What is being asked: Locate all lines with the word "JSON" and copy them out.

Data entries
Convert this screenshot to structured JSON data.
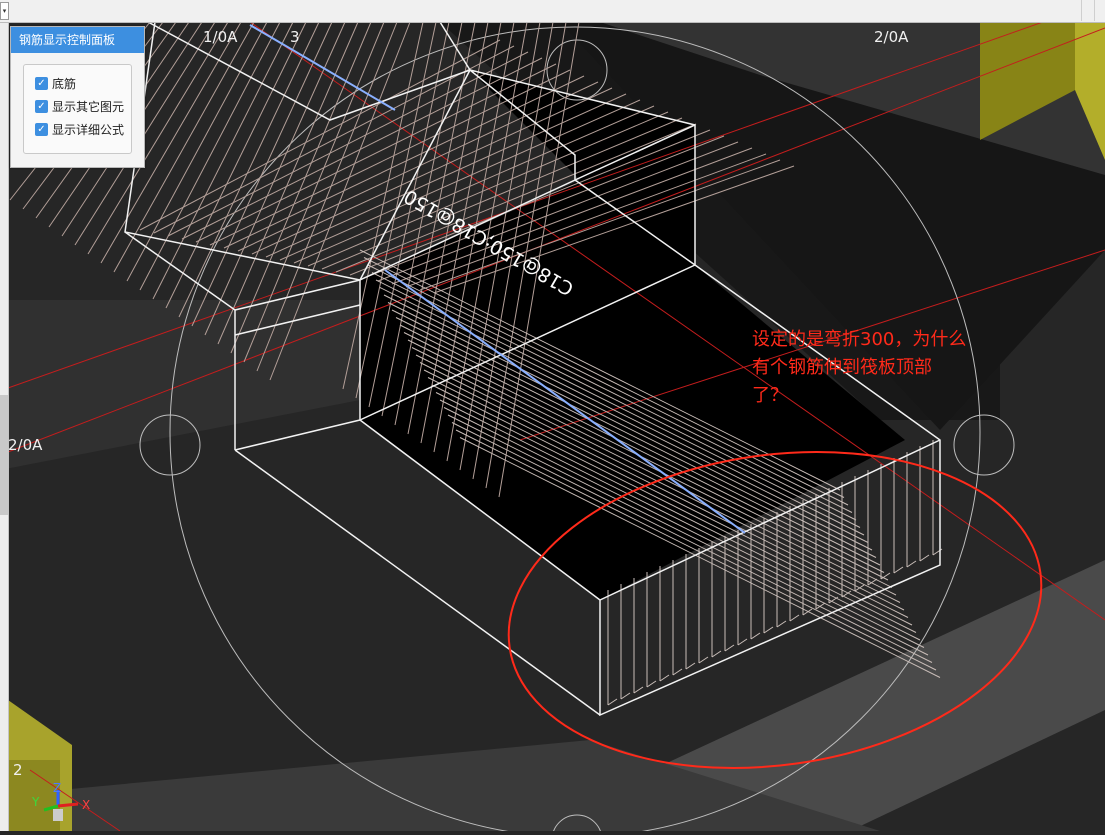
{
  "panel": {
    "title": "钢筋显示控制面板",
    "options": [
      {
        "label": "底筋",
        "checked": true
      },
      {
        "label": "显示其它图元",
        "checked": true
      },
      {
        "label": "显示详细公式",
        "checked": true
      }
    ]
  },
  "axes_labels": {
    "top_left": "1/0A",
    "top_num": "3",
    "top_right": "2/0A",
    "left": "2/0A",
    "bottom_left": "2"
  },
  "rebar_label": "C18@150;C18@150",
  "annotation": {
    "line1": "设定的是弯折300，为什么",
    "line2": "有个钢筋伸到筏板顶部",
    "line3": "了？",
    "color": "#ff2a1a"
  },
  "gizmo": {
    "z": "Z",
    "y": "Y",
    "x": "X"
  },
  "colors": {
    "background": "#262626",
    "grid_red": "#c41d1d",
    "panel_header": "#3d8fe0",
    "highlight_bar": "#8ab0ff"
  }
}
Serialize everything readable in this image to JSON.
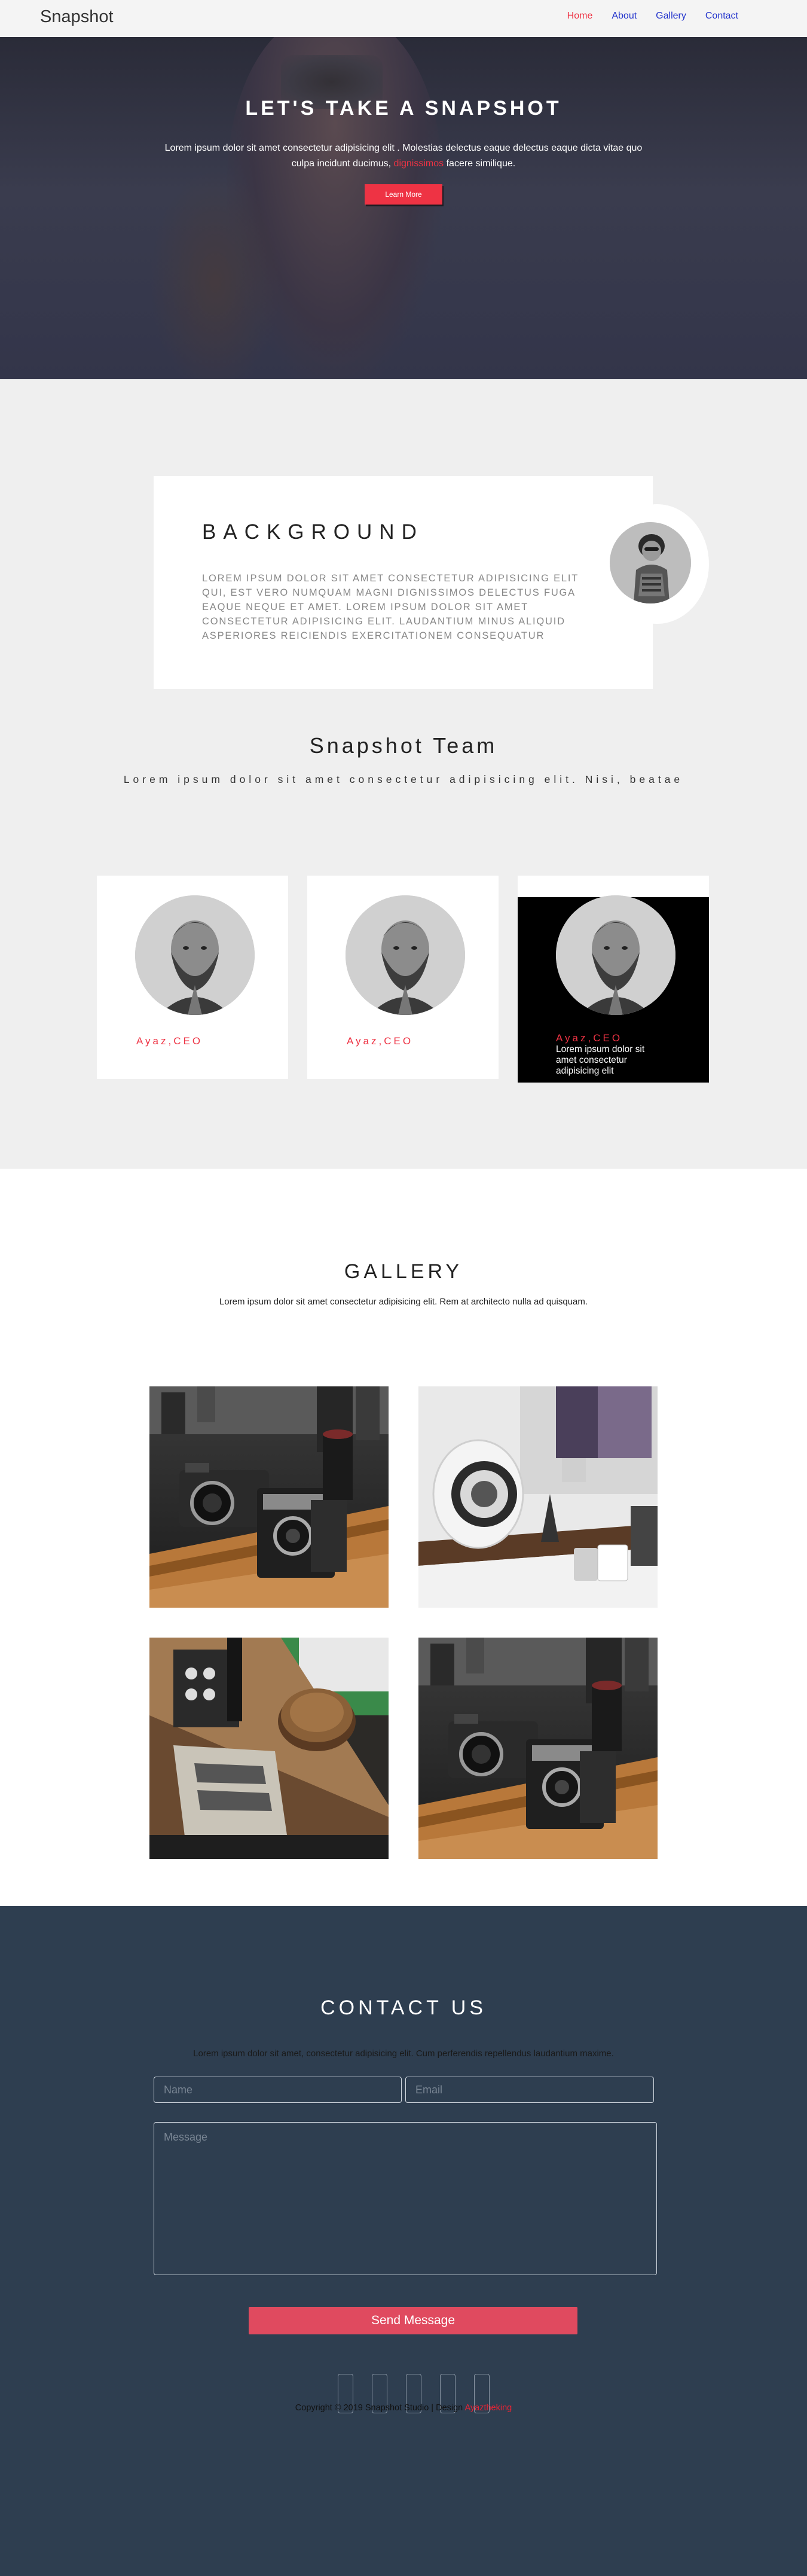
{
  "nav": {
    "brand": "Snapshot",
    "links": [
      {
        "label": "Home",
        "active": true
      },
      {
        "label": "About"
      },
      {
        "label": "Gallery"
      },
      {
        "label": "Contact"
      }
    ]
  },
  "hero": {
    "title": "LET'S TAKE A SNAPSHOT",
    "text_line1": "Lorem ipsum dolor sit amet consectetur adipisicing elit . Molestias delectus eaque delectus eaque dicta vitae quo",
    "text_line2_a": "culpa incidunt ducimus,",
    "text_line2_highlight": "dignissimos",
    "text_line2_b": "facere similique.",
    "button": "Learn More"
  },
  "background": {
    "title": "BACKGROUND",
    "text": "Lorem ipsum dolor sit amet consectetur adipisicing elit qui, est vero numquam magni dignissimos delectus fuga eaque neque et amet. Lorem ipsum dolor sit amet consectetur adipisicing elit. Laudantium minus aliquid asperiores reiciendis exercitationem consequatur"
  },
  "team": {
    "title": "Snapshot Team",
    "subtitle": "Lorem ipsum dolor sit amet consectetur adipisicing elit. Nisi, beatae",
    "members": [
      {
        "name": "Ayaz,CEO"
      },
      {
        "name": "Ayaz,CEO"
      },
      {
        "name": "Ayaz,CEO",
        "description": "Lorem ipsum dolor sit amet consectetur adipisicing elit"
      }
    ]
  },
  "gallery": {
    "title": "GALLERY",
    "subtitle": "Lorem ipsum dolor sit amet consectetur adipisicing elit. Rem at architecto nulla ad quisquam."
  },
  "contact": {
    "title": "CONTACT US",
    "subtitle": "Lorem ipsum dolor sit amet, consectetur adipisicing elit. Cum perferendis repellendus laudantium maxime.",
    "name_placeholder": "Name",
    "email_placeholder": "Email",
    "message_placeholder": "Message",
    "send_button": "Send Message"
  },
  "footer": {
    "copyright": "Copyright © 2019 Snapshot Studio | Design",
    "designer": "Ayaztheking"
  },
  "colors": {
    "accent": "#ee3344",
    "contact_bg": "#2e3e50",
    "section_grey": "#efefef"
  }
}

Answer to the exercise:
Convert this screenshot to structured JSON data.
Serialize everything readable in this image to JSON.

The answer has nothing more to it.